Rename "histogram-bar" to "hist-bar" throughout the material below, and leave every other line and value unchanged.

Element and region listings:
..........
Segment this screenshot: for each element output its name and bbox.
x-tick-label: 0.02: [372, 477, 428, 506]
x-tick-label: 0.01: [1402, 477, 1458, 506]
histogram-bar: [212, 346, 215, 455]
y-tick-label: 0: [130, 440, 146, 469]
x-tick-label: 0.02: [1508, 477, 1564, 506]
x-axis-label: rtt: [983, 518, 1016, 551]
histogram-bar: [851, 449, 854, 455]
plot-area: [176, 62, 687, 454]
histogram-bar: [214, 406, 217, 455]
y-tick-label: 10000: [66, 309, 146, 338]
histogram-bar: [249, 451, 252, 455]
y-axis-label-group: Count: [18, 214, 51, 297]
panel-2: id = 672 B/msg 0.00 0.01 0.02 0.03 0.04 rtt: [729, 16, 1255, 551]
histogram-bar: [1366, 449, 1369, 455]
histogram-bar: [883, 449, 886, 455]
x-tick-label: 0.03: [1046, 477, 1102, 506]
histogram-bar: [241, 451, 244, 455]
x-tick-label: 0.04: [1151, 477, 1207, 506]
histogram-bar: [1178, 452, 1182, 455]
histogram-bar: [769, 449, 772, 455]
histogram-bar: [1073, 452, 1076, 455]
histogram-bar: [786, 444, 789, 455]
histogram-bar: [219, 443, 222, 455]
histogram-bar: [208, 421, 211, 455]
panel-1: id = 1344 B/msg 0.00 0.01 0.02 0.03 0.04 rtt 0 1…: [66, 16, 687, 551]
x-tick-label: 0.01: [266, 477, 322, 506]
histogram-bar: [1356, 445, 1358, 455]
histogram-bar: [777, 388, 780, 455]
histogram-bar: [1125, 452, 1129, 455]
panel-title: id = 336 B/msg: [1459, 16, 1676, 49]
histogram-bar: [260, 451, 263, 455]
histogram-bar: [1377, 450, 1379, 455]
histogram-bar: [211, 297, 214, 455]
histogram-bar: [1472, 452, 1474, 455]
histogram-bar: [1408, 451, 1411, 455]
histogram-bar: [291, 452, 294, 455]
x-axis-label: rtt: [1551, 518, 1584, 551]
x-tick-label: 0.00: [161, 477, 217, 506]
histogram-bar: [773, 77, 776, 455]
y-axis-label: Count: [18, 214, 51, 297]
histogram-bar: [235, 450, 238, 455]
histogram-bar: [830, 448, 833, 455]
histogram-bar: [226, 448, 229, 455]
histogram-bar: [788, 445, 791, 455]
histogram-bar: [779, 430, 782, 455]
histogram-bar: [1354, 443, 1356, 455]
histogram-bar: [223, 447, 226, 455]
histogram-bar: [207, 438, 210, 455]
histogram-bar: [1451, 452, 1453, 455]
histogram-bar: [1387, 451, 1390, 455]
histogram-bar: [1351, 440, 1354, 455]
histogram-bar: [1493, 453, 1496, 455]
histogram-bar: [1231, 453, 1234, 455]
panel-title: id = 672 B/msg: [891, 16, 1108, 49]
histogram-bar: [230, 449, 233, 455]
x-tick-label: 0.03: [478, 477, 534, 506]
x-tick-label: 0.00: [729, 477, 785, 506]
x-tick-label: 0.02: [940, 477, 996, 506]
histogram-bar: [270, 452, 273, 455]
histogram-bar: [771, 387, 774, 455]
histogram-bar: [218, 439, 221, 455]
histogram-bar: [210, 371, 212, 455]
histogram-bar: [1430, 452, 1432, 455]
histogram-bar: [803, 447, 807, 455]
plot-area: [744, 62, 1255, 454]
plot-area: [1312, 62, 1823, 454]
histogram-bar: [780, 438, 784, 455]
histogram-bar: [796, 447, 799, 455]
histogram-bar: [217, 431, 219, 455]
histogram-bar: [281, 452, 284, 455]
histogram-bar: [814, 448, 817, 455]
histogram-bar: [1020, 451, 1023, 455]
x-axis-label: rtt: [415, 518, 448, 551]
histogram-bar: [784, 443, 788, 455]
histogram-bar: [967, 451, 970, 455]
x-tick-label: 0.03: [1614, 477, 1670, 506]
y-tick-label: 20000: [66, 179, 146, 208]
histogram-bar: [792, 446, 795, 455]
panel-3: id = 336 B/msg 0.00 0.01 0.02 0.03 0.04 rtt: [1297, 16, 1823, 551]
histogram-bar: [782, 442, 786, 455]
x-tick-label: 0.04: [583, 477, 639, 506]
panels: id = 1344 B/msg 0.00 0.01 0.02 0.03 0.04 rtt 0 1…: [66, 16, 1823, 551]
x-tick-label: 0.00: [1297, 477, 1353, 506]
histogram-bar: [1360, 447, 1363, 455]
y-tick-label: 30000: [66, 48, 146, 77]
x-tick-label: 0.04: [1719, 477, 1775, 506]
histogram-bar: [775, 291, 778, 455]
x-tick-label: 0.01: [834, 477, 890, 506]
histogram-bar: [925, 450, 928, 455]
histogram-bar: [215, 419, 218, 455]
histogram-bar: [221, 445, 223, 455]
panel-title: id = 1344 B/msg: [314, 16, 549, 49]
..........
— Solution —
Segment this screenshot: for each element output its name and bbox.
x-tick-label: 0.02: [372, 477, 428, 506]
x-tick-label: 0.01: [1402, 477, 1458, 506]
hist-bar: [212, 346, 215, 455]
y-tick-label: 0: [130, 440, 146, 469]
x-tick-label: 0.02: [1508, 477, 1564, 506]
x-axis-label: rtt: [983, 518, 1016, 551]
hist-bar: [851, 449, 854, 455]
plot-area: [176, 62, 687, 454]
hist-bar: [214, 406, 217, 455]
y-tick-label: 10000: [66, 309, 146, 338]
hist-bar: [249, 451, 252, 455]
y-axis-label-group: Count: [18, 214, 51, 297]
panel-2: id = 672 B/msg 0.00 0.01 0.02 0.03 0.04 rtt: [729, 16, 1255, 551]
hist-bar: [1366, 449, 1369, 455]
hist-bar: [883, 449, 886, 455]
x-tick-label: 0.03: [1046, 477, 1102, 506]
hist-bar: [241, 451, 244, 455]
x-tick-label: 0.04: [1151, 477, 1207, 506]
hist-bar: [1178, 452, 1182, 455]
hist-bar: [769, 449, 772, 455]
hist-bar: [1073, 452, 1076, 455]
hist-bar: [786, 444, 789, 455]
hist-bar: [219, 443, 222, 455]
hist-bar: [208, 421, 211, 455]
panel-1: id = 1344 B/msg 0.00 0.01 0.02 0.03 0.04 rtt 0 1…: [66, 16, 687, 551]
x-tick-label: 0.01: [266, 477, 322, 506]
hist-bar: [1356, 445, 1358, 455]
hist-bar: [777, 388, 780, 455]
hist-bar: [1125, 452, 1129, 455]
panel-title: id = 336 B/msg: [1459, 16, 1676, 49]
hist-bar: [260, 451, 263, 455]
hist-bar: [1377, 450, 1379, 455]
hist-bar: [211, 297, 214, 455]
hist-bar: [1472, 452, 1474, 455]
hist-bar: [1408, 451, 1411, 455]
hist-bar: [291, 452, 294, 455]
x-axis-label: rtt: [1551, 518, 1584, 551]
x-tick-label: 0.00: [161, 477, 217, 506]
hist-bar: [773, 77, 776, 455]
y-axis-label: Count: [18, 214, 51, 297]
hist-bar: [235, 450, 238, 455]
hist-bar: [830, 448, 833, 455]
hist-bar: [226, 448, 229, 455]
hist-bar: [788, 445, 791, 455]
hist-bar: [779, 430, 782, 455]
hist-bar: [1354, 443, 1356, 455]
hist-bar: [223, 447, 226, 455]
hist-bar: [207, 438, 210, 455]
hist-bar: [1451, 452, 1453, 455]
hist-bar: [1387, 451, 1390, 455]
hist-bar: [1351, 440, 1354, 455]
hist-bar: [1493, 453, 1496, 455]
hist-bar: [1231, 453, 1234, 455]
panel-title: id = 672 B/msg: [891, 16, 1108, 49]
hist-bar: [230, 449, 233, 455]
x-tick-label: 0.03: [478, 477, 534, 506]
x-tick-label: 0.00: [729, 477, 785, 506]
x-tick-label: 0.02: [940, 477, 996, 506]
hist-bar: [270, 452, 273, 455]
hist-bar: [771, 387, 774, 455]
hist-bar: [218, 439, 221, 455]
hist-bar: [210, 371, 212, 455]
hist-bar: [1430, 452, 1432, 455]
hist-bar: [803, 447, 807, 455]
plot-area: [744, 62, 1255, 454]
plot-area: [1312, 62, 1823, 454]
hist-bar: [780, 438, 784, 455]
hist-bar: [796, 447, 799, 455]
hist-bar: [217, 431, 219, 455]
hist-bar: [281, 452, 284, 455]
hist-bar: [814, 448, 817, 455]
hist-bar: [1020, 451, 1023, 455]
x-axis-label: rtt: [415, 518, 448, 551]
hist-bar: [784, 443, 788, 455]
hist-bar: [967, 451, 970, 455]
x-tick-label: 0.03: [1614, 477, 1670, 506]
y-tick-label: 20000: [66, 179, 146, 208]
hist-bar: [792, 446, 795, 455]
panel-3: id = 336 B/msg 0.00 0.01 0.02 0.03 0.04 rtt: [1297, 16, 1823, 551]
hist-bar: [782, 442, 786, 455]
x-tick-label: 0.04: [583, 477, 639, 506]
panels: id = 1344 B/msg 0.00 0.01 0.02 0.03 0.04 rtt 0 1…: [66, 16, 1823, 551]
x-tick-label: 0.00: [1297, 477, 1353, 506]
hist-bar: [1360, 447, 1363, 455]
y-tick-label: 30000: [66, 48, 146, 77]
x-tick-label: 0.04: [1719, 477, 1775, 506]
hist-bar: [775, 291, 778, 455]
x-tick-label: 0.01: [834, 477, 890, 506]
hist-bar: [925, 450, 928, 455]
hist-bar: [215, 419, 218, 455]
hist-bar: [221, 445, 223, 455]
panel-title: id = 1344 B/msg: [314, 16, 549, 49]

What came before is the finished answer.